Start of MATERIAL SUPPLIED

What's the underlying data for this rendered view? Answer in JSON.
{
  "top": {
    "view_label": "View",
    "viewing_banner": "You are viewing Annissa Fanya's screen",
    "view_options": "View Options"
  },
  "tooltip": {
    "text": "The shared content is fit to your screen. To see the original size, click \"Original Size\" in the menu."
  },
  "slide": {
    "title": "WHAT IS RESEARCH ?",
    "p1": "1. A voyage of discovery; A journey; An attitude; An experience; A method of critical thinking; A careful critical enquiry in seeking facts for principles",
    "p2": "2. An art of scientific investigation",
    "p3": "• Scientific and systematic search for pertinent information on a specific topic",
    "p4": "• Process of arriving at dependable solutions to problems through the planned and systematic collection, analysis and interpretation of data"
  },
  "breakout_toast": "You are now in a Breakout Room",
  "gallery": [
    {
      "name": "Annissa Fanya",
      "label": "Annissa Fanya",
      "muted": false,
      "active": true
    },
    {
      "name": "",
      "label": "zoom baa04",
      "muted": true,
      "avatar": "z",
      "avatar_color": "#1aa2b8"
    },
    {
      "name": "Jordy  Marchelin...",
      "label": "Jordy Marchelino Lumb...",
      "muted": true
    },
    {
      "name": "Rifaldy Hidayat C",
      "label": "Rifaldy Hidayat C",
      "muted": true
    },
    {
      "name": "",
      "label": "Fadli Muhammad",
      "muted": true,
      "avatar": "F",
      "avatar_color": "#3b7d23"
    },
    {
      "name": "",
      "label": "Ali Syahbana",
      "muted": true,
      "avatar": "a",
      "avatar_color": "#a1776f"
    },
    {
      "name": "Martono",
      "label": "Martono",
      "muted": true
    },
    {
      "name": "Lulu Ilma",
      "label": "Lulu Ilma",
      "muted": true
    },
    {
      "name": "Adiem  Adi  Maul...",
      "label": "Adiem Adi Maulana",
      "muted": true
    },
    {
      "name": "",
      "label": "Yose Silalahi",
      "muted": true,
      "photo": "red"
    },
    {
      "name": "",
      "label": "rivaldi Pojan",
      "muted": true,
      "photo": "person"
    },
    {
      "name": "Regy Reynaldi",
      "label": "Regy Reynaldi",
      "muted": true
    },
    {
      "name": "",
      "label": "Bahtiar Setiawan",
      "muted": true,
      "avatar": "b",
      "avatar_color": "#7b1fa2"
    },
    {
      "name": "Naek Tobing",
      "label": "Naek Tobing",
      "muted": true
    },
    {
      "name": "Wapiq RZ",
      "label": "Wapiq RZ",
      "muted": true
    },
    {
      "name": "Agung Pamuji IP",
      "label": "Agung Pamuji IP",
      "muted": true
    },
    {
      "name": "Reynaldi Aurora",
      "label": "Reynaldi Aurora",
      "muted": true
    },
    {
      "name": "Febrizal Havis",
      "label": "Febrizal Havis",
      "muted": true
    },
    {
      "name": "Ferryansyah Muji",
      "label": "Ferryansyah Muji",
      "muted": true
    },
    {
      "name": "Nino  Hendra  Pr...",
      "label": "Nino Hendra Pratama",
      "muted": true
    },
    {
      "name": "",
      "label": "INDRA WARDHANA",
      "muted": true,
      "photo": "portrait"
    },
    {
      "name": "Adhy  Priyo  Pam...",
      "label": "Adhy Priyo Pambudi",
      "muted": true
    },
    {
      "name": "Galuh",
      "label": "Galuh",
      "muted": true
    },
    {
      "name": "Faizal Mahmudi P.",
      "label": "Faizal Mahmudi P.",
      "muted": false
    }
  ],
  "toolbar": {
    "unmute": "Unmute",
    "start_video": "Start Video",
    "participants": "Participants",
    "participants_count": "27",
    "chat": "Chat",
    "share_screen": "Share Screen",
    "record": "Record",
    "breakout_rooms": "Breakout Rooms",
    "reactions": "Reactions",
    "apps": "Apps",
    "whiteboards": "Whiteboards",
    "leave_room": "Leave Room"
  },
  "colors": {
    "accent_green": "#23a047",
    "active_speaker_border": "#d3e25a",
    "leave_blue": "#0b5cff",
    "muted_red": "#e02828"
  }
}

End of MATERIAL SUPPLIED

• **TASK INSTRUCTIONS**
Give the count of lines in the records that contain "Hendra", and no other text.

• **TASK RESULT**
2